WHAT THE TASK REQUIRES
Scan the material below for lines with the word "title" and report how many there are, with nothing added.

==== RECORDS FOR THIS EXERCISE ====

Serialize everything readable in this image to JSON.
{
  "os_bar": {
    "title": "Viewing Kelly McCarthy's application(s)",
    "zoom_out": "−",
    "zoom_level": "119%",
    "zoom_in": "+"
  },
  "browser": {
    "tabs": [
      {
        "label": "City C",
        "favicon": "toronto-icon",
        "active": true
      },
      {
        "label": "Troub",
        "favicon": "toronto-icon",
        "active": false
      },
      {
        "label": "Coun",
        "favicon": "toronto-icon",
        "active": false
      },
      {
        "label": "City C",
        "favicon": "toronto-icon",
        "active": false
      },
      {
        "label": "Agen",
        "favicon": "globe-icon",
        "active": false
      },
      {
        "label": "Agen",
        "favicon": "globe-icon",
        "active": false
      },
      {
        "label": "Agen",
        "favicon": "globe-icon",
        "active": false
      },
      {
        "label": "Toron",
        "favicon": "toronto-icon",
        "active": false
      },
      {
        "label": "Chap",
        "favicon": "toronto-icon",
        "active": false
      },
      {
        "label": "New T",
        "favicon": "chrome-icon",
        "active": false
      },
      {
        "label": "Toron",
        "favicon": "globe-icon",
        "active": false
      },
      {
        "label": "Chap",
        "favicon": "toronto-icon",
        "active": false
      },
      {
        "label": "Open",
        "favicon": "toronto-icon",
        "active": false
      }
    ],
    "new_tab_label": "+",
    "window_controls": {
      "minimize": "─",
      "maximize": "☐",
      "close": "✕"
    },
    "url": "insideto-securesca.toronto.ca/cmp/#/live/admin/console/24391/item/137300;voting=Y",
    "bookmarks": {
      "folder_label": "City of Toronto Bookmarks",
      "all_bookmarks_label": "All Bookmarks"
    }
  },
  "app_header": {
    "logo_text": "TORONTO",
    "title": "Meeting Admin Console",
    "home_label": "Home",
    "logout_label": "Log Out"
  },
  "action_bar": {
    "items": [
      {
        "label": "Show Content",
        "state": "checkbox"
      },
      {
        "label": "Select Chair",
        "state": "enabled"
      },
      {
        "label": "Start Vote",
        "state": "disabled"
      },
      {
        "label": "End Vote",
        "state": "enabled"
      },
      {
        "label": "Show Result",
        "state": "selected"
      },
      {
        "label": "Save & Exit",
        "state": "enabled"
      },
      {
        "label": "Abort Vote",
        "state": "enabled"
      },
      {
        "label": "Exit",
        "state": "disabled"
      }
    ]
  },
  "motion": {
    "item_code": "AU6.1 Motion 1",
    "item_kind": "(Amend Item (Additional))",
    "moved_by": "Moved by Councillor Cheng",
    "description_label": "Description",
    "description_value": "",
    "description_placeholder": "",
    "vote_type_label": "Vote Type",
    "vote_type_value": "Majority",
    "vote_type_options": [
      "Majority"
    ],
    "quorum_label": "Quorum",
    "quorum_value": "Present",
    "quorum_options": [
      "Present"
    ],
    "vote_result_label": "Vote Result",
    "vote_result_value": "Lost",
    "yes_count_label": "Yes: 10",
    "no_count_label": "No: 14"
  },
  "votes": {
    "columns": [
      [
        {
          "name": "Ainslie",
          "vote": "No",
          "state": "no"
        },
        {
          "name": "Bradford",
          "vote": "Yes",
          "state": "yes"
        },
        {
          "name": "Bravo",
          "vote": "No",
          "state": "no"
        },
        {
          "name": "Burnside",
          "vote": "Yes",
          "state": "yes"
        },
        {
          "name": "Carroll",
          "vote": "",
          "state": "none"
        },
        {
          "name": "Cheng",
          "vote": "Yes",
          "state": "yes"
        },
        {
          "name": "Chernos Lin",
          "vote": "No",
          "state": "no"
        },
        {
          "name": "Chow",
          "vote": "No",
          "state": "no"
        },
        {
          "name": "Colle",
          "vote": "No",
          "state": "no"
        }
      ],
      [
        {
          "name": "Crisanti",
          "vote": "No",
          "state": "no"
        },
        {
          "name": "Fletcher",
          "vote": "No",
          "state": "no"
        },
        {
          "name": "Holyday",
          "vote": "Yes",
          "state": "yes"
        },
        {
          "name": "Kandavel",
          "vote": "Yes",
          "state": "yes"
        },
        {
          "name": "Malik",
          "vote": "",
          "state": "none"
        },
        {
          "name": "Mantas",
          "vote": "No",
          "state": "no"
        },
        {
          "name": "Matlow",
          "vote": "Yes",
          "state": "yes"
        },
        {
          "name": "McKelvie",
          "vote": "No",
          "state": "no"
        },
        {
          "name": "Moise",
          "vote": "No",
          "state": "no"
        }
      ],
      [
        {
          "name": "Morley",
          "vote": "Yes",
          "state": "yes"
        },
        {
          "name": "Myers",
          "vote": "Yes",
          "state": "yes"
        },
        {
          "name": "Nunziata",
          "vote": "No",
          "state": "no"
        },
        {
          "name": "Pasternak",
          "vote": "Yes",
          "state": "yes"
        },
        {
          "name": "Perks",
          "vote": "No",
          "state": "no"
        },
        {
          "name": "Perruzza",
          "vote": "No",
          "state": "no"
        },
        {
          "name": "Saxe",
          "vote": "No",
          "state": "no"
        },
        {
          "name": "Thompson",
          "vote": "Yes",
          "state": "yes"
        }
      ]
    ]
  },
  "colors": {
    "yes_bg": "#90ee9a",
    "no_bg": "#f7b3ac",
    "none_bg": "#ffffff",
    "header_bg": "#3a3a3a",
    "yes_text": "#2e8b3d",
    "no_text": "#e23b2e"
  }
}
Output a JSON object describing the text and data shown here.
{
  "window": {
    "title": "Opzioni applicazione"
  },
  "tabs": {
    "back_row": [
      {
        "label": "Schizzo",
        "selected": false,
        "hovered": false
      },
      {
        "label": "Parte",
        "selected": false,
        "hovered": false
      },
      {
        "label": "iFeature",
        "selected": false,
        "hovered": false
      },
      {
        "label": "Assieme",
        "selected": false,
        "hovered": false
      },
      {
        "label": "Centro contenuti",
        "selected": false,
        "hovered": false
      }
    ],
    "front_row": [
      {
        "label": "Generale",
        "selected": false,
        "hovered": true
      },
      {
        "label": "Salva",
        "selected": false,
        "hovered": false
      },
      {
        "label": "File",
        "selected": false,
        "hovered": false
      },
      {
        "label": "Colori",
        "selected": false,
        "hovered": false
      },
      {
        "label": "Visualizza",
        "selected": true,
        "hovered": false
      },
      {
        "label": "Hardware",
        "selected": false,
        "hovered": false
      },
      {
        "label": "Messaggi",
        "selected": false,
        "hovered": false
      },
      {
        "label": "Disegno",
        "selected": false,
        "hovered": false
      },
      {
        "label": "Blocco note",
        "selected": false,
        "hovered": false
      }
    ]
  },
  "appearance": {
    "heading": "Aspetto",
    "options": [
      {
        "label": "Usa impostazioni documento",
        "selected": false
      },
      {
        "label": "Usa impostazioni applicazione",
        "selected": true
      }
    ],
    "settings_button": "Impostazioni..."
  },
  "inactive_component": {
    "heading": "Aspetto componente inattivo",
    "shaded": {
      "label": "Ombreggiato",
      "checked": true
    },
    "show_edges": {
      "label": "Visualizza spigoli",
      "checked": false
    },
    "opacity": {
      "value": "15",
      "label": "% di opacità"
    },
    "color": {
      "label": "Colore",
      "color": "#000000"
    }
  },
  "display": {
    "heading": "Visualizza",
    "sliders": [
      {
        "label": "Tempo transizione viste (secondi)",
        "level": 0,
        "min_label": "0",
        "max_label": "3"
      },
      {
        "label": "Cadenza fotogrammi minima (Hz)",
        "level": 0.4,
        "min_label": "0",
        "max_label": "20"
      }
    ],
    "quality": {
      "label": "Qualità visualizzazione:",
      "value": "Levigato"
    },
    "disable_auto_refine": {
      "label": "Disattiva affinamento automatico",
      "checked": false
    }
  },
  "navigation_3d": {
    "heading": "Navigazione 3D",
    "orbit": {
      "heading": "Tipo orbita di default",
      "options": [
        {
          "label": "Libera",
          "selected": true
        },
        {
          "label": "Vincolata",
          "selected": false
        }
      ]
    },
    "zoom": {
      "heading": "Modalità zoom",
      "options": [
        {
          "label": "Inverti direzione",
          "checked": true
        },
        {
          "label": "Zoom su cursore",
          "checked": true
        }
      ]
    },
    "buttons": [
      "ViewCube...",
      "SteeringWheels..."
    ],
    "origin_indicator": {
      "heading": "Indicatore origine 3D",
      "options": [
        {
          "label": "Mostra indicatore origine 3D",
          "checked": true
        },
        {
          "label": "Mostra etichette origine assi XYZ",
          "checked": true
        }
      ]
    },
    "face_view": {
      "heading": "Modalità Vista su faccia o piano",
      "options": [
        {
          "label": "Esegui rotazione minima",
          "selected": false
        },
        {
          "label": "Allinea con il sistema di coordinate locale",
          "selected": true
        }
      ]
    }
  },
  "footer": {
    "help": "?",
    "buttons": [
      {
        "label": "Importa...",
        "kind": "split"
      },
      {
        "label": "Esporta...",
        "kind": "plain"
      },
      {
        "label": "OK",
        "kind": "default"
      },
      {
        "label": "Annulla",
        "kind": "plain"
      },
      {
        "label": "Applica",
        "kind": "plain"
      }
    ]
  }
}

====

TASK ANSWER
3